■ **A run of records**
(begin)

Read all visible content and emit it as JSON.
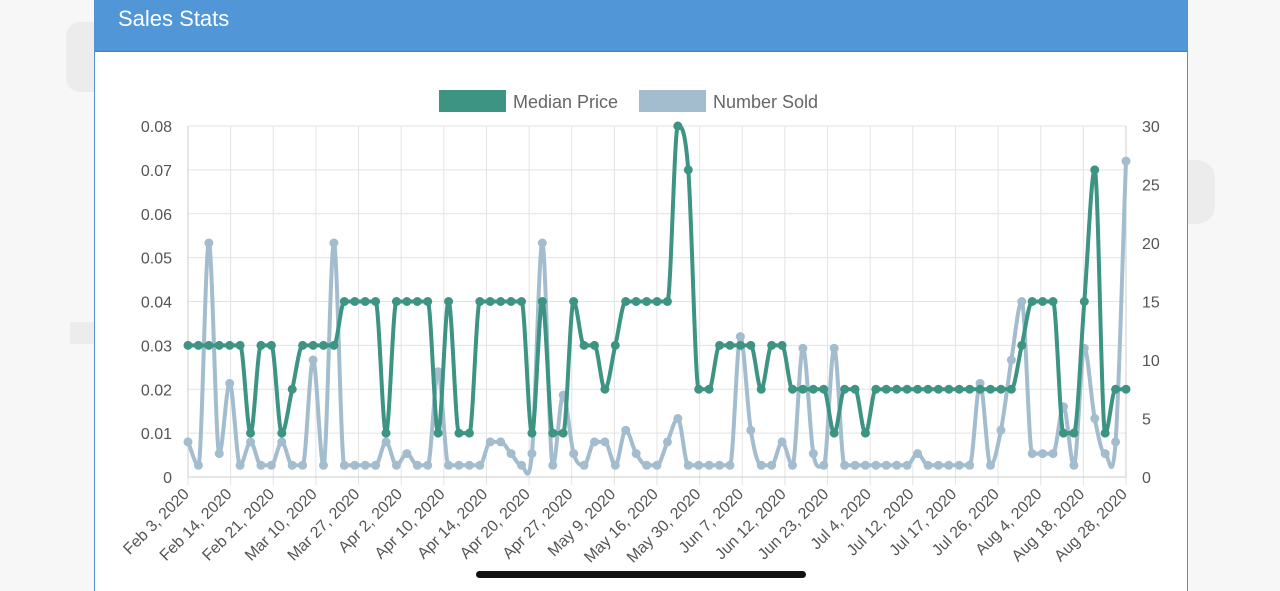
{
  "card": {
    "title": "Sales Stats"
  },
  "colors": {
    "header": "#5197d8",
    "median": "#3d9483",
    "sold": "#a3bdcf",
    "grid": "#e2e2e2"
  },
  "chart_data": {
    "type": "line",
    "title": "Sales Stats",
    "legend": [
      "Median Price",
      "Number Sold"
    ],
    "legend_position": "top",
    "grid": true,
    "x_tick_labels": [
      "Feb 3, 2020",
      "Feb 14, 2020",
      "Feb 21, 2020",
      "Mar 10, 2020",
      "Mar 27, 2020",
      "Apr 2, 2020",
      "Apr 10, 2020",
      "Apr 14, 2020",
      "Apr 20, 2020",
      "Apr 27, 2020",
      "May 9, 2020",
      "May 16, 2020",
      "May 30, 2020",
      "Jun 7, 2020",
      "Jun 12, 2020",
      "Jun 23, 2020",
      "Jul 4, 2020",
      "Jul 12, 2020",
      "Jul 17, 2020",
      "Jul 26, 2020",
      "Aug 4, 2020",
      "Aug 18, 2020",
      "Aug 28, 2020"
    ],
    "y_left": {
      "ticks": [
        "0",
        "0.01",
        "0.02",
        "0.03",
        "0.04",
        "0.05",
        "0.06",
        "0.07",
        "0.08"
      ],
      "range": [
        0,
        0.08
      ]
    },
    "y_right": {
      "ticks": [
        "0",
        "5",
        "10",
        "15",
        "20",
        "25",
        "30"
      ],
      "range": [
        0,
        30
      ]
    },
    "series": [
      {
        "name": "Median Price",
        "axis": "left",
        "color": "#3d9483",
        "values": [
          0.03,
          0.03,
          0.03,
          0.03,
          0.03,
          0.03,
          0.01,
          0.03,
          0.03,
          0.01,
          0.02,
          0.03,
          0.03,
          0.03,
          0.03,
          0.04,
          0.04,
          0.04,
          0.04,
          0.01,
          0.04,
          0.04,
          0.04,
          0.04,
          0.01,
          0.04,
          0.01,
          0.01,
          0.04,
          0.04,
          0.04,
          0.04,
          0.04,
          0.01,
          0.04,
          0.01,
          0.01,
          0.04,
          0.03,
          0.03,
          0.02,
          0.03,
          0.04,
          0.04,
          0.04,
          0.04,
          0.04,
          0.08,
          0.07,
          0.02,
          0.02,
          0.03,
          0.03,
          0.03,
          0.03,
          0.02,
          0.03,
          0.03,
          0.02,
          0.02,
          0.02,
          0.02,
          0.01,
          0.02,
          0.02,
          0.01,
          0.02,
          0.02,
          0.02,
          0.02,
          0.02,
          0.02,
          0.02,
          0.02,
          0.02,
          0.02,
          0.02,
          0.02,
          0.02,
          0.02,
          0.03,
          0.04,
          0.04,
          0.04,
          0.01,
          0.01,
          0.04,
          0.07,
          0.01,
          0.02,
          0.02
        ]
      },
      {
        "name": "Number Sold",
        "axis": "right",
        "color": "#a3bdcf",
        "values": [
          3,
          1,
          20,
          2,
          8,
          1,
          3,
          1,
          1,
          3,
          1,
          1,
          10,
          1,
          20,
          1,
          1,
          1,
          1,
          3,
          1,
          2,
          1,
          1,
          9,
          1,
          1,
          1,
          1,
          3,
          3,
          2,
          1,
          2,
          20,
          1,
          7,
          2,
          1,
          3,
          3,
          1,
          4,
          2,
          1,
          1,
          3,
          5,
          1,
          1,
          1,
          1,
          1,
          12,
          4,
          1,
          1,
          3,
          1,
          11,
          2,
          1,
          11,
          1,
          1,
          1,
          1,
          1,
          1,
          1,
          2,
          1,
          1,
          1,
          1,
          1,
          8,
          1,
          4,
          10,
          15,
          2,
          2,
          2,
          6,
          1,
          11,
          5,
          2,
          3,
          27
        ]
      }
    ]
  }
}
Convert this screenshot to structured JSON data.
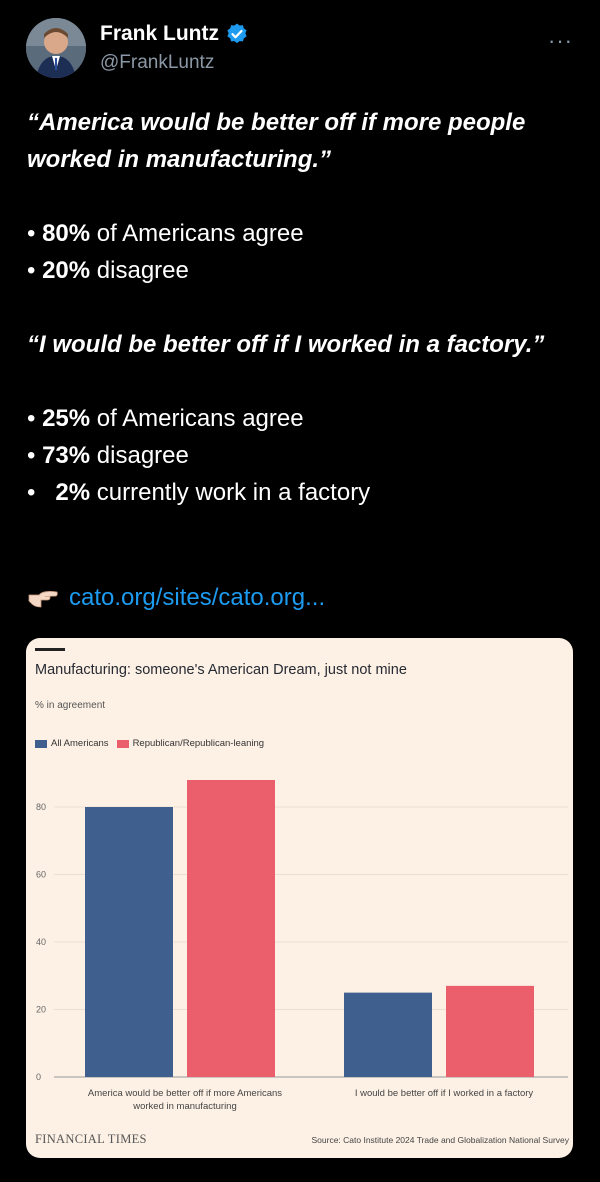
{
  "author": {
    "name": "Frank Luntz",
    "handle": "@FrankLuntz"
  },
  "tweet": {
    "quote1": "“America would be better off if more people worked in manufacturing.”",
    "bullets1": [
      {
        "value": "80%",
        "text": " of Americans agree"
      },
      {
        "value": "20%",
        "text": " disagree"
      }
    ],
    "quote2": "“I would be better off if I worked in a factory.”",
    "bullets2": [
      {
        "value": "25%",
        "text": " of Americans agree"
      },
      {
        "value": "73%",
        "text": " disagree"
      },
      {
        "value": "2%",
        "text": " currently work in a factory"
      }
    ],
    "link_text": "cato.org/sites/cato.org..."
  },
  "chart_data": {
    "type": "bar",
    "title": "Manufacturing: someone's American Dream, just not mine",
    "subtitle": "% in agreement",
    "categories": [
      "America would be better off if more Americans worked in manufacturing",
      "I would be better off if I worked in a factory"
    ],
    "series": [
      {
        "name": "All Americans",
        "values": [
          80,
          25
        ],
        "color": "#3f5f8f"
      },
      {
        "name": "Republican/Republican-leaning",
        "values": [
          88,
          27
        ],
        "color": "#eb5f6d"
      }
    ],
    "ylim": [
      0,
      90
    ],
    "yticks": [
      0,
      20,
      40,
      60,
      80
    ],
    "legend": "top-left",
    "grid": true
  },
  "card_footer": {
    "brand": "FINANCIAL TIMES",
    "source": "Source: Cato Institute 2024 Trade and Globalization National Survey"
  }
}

(end)

■ **Instructions to follow**
List all lines above in which the string "worked" appears.

■ **Correct answer**
    "quote1": "“America would be better off if more people worked in manufacturing.”",
    "quote2": "“I would be better off if I worked in a factory.”",
      "America would be better off if more Americans worked in manufacturing",
      "I would be better off if I worked in a factory"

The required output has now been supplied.